- _SHORT EXERCISE_:
Tally up the lines carrying the string "content" and respond with only the resulting number.

- _DATA FOR THIS EXERCISE_:
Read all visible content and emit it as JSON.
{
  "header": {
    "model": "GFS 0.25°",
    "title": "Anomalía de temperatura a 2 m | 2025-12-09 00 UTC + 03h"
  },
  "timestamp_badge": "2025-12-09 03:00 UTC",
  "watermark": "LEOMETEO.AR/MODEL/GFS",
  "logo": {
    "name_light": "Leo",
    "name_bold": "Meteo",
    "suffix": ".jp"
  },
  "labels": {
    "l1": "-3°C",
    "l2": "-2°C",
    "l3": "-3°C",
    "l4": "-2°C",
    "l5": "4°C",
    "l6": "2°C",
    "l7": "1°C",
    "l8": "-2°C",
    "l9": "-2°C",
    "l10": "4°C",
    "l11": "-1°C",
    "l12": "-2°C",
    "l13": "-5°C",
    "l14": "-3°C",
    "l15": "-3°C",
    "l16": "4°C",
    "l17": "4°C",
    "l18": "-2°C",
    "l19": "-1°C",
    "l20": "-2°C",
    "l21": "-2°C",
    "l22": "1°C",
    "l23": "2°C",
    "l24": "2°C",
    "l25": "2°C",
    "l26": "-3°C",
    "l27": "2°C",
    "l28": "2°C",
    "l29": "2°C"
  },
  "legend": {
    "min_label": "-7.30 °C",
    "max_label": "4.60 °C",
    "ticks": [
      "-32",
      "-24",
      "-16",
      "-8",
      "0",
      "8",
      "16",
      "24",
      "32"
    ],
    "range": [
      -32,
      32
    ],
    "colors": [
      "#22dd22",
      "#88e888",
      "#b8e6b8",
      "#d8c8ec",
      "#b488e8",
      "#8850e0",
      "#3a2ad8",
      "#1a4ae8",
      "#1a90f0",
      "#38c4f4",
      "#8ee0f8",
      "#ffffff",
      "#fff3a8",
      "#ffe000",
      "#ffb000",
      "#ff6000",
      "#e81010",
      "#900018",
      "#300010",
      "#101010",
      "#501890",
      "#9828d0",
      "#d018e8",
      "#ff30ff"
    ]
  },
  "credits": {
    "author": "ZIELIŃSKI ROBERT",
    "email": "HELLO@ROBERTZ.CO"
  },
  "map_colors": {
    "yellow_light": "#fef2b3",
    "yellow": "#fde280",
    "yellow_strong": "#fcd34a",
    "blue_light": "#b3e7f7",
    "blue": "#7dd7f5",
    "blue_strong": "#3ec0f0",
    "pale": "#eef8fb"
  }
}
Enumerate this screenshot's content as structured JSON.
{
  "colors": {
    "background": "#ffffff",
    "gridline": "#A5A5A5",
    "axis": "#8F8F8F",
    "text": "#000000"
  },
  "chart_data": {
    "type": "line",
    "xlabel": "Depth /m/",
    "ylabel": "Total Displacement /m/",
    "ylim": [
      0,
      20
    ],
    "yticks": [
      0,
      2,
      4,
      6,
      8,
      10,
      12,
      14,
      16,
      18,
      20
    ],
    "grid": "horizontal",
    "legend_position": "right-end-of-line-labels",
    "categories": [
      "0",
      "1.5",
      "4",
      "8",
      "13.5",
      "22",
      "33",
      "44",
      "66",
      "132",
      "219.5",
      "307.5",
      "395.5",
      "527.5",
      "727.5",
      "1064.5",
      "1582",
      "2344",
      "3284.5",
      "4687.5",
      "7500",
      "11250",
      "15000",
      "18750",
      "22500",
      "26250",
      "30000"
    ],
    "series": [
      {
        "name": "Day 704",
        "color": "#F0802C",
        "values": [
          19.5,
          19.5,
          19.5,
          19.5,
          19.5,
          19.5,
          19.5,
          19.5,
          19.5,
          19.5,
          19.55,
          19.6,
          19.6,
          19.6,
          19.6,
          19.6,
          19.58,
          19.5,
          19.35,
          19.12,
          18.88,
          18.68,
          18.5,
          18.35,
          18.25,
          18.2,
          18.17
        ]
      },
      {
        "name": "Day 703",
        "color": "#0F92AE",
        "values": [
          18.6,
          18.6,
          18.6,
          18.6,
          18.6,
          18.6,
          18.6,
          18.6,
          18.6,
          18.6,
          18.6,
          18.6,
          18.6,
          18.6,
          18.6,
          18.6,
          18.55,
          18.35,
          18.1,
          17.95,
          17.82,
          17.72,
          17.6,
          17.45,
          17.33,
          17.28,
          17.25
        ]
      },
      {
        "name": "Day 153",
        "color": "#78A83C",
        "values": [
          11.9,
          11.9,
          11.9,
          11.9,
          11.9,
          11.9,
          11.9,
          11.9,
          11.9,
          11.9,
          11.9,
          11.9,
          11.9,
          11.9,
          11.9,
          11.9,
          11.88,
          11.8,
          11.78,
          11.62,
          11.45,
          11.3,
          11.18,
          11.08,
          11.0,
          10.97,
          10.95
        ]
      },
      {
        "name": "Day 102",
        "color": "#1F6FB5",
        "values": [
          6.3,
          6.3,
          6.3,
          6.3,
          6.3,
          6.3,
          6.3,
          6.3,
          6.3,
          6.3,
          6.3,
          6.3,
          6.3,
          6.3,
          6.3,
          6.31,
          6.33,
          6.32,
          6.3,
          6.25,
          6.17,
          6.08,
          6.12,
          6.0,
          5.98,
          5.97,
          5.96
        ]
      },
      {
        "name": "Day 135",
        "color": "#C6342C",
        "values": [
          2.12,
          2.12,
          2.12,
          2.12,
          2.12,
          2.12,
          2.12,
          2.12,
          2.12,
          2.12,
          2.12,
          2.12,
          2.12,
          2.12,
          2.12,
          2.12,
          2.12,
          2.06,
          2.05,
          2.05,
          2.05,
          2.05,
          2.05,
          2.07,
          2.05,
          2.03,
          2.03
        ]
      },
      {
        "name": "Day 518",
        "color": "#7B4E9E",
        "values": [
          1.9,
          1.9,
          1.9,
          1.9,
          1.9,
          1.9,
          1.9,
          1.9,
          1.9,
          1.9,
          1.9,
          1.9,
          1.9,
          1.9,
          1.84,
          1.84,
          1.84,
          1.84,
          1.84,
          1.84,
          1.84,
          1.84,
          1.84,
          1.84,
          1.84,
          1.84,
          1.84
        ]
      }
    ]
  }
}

- _TASK SOLUTION_:
2